The problem :: Copy the material that follows word for word and omit its pictures.

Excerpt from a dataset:
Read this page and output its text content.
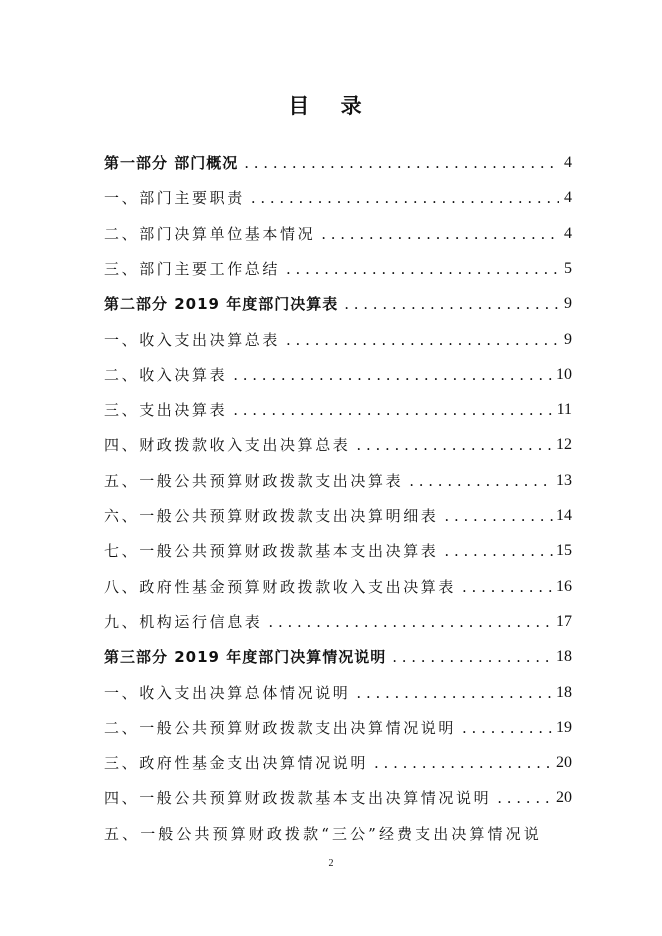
目 录
第一部分 部门概况 . . .	4
一、部门主要职责 . . .	4
二、部门决算单位基本情况 . . .	4
三、部门主要工作总结 . . .	5
第二部分 2019 年度部门决算表 . . .	9
一、收入支出决算总表 . . .	9
二、收入决算表 . . .	10
三、支出决算表 . . .	11
四、财政拨款收入支出决算总表 . . .	12
五、一般公共预算财政拨款支出决算表 . . .	13
六、一般公共预算财政拨款支出决算明细表 . . .	14
七、一般公共预算财政拨款基本支出决算表 . . .	15
八、政府性基金预算财政拨款收入支出决算表 . . .	16
九、机构运行信息表 . . .	17
第三部分 2019 年度部门决算情况说明 . . .	18
一、收入支出决算总体情况说明 . . .	18
二、一般公共预算财政拨款支出决算情况说明 . . .	19
三、政府性基金支出决算情况说明 . . .	20
四、一般公共预算财政拨款基本支出决算情况说明 . . .	20
五、一般公共预算财政拨款“三公”经费支出决算情况说
2
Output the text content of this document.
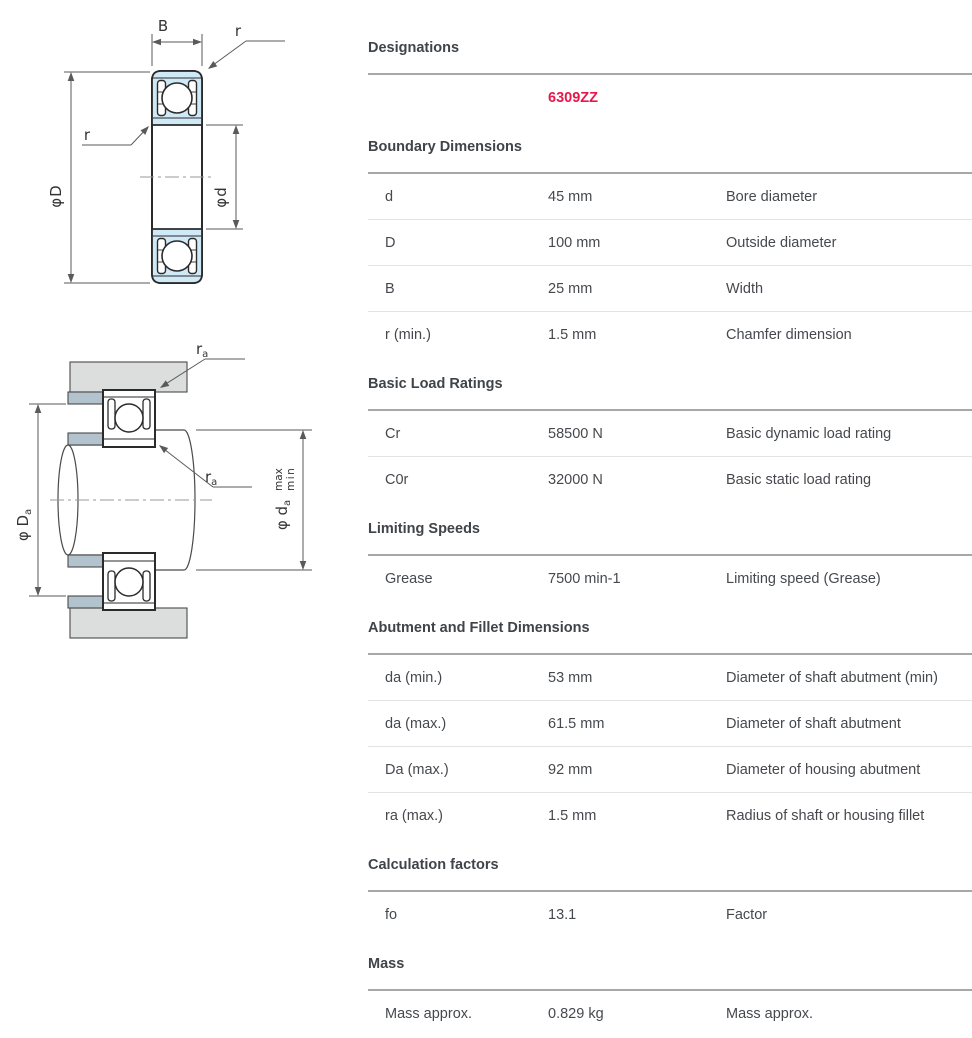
φD
B	r
r
φd
$r_a$
$r_a$
φ $D_a$	φ $d_a$
max min
Designations
6309ZZ
Boundary Dimensions
d	45 mm	Bore diameter
D	100 mm	Outside diameter
B	25 mm	Width
r (min.)	1.5 mm	Chamfer dimension
Basic Load Ratings
Cr	58500 N	Basic dynamic load rating
C0r	32000 N	Basic static load rating
Limiting Speeds
Grease	7500 min-1	Limiting speed (Grease)
Abutment and Fillet Dimensions
da (min.)	53 mm	Diameter of shaft abutment (min)
da (max.)	61.5 mm	Diameter of shaft abutment
Da (max.)	92 mm	Diameter of housing abutment
ra (max.)	1.5 mm	Radius of shaft or housing fillet
Calculation factors
fo	13.1	Factor
Mass
Mass approx.	0.829 kg	Mass approx.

The result ::
Read this page and output its text content.
目 录
第一部分 部门概况 . . .	4
一、部门主要职责 . . .	4
二、部门决算单位基本情况 . . .	4
三、部门主要工作总结 . . .	5
第二部分 2019 年度部门决算表 . . .	9
一、收入支出决算总表 . . .	9
二、收入决算表 . . .	10
三、支出决算表 . . .	11
四、财政拨款收入支出决算总表 . . .	12
五、一般公共预算财政拨款支出决算表 . . .	13
六、一般公共预算财政拨款支出决算明细表 . . .	14
七、一般公共预算财政拨款基本支出决算表 . . .	15
八、政府性基金预算财政拨款收入支出决算表 . . .	16
九、机构运行信息表 . . .	17
第三部分 2019 年度部门决算情况说明 . . .	18
一、收入支出决算总体情况说明 . . .	18
二、一般公共预算财政拨款支出决算情况说明 . . .	19
三、政府性基金支出决算情况说明 . . .	20
四、一般公共预算财政拨款基本支出决算情况说明 . . .	20
五、一般公共预算财政拨款“三公”经费支出决算情况说
2
Output the text content of this document.
φD
B	r
r
φd
$r_a$
$r_a$
φ $D_a$	φ $d_a$
max min
Designations
6309ZZ
Boundary Dimensions
d	45 mm	Bore diameter
D	100 mm	Outside diameter
B	25 mm	Width
r (min.)	1.5 mm	Chamfer dimension
Basic Load Ratings
Cr	58500 N	Basic dynamic load rating
C0r	32000 N	Basic static load rating
Limiting Speeds
Grease	7500 min-1	Limiting speed (Grease)
Abutment and Fillet Dimensions
da (min.)	53 mm	Diameter of shaft abutment (min)
da (max.)	61.5 mm	Diameter of shaft abutment
Da (max.)	92 mm	Diameter of housing abutment
ra (max.)	1.5 mm	Radius of shaft or housing fillet
Calculation factors
fo	13.1	Factor
Mass
Mass approx.	0.829 kg	Mass approx.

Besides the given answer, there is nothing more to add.